(WORK INSTRUCTIONS): Using the word "activities" as the filter, copy each matching line from the records.

Top of SOURCE DATA

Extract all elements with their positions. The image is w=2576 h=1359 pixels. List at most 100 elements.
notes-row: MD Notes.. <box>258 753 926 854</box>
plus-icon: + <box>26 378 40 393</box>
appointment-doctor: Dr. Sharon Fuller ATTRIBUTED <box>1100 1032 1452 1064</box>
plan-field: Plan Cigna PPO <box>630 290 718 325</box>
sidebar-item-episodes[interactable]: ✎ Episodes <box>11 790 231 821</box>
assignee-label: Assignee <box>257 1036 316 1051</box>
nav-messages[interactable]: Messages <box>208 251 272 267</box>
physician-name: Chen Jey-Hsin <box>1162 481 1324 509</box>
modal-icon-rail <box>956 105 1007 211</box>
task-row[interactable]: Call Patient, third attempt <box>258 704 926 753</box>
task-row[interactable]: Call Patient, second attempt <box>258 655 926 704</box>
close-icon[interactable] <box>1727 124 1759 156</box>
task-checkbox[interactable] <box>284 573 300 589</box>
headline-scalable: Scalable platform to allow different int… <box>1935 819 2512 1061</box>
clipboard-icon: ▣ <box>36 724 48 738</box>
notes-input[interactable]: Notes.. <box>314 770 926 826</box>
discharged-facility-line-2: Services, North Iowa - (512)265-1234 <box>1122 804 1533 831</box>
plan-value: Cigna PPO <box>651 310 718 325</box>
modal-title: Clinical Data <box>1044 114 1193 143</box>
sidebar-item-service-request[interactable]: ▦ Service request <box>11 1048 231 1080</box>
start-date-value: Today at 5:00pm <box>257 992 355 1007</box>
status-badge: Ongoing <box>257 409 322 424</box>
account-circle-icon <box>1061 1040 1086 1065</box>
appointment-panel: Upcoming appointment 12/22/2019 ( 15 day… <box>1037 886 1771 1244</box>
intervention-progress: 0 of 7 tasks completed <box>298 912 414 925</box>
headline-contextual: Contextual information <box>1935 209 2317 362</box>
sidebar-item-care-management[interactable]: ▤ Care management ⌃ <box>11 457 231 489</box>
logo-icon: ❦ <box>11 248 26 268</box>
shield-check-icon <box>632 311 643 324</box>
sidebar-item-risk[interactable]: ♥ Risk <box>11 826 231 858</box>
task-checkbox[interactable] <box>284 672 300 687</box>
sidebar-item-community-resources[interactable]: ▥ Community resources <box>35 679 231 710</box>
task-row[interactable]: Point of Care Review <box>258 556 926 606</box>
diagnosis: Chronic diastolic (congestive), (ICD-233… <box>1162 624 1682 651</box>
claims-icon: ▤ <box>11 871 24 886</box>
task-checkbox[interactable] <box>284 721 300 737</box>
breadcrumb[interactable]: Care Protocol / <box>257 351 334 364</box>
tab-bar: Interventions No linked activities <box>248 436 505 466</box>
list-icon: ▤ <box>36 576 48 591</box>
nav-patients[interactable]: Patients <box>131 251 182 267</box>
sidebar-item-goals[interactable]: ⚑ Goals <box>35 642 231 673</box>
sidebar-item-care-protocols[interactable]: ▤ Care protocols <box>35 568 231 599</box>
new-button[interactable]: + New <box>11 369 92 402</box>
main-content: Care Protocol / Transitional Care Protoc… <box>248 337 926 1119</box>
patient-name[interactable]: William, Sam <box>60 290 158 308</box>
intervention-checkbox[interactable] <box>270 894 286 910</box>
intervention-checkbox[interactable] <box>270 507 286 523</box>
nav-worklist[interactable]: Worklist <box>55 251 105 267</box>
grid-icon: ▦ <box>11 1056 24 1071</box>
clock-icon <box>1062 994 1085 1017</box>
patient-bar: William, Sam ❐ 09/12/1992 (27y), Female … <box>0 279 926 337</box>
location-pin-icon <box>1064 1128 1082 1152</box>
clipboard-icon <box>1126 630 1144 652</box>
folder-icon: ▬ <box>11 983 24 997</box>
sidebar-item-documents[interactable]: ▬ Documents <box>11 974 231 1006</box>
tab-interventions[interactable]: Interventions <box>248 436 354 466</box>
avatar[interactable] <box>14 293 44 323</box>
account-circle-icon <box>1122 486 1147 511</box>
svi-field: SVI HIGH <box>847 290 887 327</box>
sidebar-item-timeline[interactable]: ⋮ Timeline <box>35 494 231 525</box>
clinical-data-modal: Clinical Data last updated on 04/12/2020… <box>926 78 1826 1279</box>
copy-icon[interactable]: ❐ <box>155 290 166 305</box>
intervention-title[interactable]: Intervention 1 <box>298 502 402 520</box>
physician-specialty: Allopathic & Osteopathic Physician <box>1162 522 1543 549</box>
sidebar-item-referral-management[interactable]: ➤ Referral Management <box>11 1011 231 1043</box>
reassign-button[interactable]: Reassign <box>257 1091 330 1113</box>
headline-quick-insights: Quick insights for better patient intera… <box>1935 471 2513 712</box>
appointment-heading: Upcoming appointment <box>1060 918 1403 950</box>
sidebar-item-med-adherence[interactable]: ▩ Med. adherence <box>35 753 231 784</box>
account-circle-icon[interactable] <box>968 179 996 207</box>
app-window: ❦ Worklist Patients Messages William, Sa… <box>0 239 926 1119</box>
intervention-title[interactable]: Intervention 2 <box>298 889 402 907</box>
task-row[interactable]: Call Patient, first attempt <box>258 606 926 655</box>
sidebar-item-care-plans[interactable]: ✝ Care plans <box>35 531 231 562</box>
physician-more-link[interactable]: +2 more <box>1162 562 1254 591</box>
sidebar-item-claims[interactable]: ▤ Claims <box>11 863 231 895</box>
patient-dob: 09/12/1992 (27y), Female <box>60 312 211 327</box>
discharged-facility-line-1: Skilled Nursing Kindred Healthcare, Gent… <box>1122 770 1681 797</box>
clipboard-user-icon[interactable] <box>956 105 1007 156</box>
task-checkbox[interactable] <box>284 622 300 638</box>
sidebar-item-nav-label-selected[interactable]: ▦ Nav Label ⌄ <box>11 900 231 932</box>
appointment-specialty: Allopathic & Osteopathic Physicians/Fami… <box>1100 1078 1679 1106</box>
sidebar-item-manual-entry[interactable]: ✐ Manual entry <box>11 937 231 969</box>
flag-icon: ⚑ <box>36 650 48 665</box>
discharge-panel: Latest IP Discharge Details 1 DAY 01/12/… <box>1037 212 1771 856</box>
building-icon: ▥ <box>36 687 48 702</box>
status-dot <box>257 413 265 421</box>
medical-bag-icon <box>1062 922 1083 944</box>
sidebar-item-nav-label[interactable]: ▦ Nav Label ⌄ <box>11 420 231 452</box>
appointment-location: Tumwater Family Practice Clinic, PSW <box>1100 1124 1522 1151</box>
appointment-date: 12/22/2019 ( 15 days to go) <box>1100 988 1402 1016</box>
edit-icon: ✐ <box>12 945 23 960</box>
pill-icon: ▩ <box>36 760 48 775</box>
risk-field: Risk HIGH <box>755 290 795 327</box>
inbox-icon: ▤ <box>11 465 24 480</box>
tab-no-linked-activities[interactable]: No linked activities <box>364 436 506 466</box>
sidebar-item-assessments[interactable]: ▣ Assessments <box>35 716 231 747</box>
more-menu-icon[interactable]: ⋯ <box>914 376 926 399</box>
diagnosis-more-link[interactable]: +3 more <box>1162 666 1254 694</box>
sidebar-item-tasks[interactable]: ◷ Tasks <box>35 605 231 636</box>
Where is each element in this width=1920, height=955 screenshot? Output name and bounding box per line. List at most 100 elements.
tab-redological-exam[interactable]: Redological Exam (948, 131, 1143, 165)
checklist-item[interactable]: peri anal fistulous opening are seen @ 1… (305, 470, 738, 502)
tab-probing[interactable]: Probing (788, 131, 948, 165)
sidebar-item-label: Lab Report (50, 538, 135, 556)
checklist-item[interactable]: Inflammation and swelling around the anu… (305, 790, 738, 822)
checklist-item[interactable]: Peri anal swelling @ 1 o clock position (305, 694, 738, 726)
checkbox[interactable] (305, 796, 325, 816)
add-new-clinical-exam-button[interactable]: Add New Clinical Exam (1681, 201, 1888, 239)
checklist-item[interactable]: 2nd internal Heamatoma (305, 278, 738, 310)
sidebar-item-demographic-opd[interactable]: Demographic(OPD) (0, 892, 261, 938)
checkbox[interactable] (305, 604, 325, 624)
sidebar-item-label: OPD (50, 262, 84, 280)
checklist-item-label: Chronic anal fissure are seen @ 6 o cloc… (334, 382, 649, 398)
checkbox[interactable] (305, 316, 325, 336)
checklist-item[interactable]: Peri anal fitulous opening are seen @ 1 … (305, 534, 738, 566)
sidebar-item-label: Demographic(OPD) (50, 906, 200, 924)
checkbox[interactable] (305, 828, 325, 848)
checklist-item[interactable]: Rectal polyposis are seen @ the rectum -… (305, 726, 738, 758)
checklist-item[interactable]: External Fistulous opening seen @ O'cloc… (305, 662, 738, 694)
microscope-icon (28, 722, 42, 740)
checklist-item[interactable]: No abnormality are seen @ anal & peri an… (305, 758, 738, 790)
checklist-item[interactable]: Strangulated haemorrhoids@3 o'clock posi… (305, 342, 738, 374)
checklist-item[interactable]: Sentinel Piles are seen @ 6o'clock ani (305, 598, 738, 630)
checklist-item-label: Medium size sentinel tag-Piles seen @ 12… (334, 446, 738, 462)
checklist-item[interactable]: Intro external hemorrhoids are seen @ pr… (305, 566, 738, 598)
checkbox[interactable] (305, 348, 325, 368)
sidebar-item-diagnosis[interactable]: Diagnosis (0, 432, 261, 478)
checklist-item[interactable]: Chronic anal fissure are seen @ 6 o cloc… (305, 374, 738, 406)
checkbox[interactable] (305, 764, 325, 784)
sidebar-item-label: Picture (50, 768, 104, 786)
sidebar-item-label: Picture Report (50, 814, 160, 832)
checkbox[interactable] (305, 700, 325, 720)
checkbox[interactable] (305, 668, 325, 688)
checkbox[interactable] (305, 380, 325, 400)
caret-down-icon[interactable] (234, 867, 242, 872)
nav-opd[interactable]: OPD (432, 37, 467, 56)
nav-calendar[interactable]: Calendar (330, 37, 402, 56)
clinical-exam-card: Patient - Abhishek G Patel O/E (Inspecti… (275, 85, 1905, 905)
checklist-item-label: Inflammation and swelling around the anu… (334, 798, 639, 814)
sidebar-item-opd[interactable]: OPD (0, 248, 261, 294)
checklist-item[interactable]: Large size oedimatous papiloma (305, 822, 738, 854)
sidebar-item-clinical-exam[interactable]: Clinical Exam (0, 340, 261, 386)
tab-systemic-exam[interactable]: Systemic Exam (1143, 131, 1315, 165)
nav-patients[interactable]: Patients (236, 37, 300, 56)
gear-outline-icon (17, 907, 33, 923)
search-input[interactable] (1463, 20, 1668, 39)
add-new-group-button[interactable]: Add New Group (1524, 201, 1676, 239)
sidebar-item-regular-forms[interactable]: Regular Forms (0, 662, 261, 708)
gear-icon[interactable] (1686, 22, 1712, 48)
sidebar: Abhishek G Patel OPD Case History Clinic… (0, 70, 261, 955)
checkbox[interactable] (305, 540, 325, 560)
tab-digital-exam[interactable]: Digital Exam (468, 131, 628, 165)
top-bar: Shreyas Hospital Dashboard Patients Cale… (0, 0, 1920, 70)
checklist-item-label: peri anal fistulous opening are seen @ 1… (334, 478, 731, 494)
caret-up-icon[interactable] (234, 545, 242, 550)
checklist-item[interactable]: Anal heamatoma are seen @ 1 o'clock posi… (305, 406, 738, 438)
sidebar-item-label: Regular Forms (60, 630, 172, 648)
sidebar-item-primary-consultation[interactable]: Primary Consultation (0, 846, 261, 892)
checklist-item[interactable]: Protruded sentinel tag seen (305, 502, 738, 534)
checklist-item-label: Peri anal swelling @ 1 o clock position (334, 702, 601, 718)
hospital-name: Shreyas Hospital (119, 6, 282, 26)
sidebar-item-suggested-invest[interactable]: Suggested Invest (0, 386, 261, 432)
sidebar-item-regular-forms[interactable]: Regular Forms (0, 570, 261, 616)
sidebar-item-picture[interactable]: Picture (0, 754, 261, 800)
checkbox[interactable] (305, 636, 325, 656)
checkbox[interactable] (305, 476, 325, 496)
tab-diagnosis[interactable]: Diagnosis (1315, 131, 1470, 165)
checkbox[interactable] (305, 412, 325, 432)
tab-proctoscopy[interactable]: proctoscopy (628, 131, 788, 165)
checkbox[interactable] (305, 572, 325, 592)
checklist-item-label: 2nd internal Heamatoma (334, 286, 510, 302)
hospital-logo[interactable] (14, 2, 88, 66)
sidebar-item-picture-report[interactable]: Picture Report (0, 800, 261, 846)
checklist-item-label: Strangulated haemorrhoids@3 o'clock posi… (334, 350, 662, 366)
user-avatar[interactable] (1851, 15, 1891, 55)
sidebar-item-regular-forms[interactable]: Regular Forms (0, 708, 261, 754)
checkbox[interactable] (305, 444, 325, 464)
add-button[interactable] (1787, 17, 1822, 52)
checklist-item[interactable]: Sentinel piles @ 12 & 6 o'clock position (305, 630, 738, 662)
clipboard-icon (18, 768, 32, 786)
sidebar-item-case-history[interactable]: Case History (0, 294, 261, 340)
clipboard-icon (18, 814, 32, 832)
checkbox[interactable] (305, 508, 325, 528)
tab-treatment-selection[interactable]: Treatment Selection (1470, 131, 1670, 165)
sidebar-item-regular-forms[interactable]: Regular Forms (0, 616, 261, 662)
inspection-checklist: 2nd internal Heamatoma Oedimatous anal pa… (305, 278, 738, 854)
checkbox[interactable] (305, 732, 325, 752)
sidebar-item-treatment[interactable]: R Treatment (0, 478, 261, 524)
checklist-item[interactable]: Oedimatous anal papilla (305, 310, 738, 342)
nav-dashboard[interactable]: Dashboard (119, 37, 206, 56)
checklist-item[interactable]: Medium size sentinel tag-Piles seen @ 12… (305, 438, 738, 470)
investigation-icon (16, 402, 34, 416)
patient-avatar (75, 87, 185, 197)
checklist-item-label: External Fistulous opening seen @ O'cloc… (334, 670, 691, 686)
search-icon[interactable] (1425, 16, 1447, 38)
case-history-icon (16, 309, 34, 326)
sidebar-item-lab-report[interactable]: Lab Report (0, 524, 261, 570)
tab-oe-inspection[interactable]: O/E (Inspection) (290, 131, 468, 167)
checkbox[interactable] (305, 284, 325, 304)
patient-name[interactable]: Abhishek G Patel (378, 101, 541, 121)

Bottom of SOURCE DATA

(ANSWER TO THE EXERCISE):
tab-bar: Interventions No linked activities <box>248 436 505 466</box>
tab-no-linked-activities[interactable]: No linked activities <box>364 436 506 466</box>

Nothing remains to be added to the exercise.